# Données
· · ·
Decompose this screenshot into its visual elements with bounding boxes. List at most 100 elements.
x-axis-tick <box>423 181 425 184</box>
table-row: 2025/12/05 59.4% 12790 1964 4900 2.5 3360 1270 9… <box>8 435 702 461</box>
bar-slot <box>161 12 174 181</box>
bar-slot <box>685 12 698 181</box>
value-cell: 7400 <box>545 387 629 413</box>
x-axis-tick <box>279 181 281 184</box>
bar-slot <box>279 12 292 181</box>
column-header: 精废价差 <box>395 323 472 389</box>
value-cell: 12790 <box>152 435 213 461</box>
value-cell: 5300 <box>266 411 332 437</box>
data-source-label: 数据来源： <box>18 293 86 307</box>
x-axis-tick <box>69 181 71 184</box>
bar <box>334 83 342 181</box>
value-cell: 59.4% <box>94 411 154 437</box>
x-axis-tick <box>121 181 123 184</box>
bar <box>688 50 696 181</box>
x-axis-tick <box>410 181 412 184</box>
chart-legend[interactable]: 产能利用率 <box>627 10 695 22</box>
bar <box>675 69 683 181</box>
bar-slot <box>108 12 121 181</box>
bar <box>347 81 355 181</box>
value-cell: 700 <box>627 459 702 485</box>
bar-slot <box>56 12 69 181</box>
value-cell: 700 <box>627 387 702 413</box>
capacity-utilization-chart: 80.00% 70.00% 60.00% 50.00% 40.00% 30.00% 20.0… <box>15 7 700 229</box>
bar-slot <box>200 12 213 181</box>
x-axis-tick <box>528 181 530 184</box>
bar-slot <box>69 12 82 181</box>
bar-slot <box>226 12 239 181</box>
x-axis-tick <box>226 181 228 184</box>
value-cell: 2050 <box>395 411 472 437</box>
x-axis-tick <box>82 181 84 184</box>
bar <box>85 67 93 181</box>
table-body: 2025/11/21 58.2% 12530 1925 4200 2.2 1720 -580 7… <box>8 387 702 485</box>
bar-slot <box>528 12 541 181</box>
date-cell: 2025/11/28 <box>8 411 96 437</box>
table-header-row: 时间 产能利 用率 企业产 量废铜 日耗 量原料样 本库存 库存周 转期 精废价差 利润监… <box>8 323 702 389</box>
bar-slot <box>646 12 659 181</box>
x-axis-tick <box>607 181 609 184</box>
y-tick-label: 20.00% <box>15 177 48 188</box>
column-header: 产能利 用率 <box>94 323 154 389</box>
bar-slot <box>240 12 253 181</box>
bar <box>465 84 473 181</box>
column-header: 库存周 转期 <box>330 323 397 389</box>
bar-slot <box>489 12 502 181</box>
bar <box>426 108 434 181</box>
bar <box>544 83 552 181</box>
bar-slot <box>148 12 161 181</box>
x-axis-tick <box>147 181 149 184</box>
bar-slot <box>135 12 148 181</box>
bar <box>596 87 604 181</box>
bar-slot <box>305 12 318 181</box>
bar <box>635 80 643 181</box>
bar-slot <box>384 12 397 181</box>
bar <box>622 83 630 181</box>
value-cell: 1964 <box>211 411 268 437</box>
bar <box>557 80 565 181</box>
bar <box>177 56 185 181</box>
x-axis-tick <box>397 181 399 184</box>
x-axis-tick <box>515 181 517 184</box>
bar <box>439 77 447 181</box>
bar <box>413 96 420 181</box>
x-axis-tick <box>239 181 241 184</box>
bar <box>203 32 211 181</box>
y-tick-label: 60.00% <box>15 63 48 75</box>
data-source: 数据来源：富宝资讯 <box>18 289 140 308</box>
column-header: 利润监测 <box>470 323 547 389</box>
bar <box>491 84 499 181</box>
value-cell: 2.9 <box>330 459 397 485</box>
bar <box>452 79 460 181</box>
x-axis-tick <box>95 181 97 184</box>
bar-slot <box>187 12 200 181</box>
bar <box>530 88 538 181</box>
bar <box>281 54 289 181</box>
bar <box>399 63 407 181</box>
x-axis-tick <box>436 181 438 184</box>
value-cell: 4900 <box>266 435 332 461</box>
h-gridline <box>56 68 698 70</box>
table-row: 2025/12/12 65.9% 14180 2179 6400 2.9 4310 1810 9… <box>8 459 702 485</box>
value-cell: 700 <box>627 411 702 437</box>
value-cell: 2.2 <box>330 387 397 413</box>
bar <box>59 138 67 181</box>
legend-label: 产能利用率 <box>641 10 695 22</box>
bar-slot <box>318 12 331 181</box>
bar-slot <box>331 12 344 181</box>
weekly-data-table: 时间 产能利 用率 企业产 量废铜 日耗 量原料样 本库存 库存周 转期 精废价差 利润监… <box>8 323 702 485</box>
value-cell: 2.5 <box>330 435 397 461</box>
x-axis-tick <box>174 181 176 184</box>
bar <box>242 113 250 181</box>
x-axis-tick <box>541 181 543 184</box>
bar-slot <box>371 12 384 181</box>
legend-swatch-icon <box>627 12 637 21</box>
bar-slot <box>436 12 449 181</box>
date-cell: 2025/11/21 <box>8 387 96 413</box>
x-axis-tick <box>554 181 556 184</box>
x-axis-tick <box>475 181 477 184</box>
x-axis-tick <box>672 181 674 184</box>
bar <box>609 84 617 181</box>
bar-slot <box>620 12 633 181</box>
· · ·
# Consigne
Pourriez-vous restituer à l'identique les lignes des entrées, depuis la toute première jusqu'à celle qui contient « value-cell: 59.4% <box>94 411 154 437</box> », cette dernière comprise ?

# Résultat
Decompose this screenshot into its visual elements with bounding boxes. List at most 100 elements.
x-axis-tick <box>423 181 425 184</box>
table-row: 2025/12/05 59.4% 12790 1964 4900 2.5 3360 1270 9… <box>8 435 702 461</box>
bar-slot <box>161 12 174 181</box>
bar-slot <box>685 12 698 181</box>
value-cell: 7400 <box>545 387 629 413</box>
x-axis-tick <box>279 181 281 184</box>
bar-slot <box>279 12 292 181</box>
column-header: 精废价差 <box>395 323 472 389</box>
value-cell: 12790 <box>152 435 213 461</box>
value-cell: 5300 <box>266 411 332 437</box>
data-source-label: 数据来源： <box>18 293 86 307</box>
x-axis-tick <box>69 181 71 184</box>
bar <box>334 83 342 181</box>
value-cell: 59.4% <box>94 411 154 437</box>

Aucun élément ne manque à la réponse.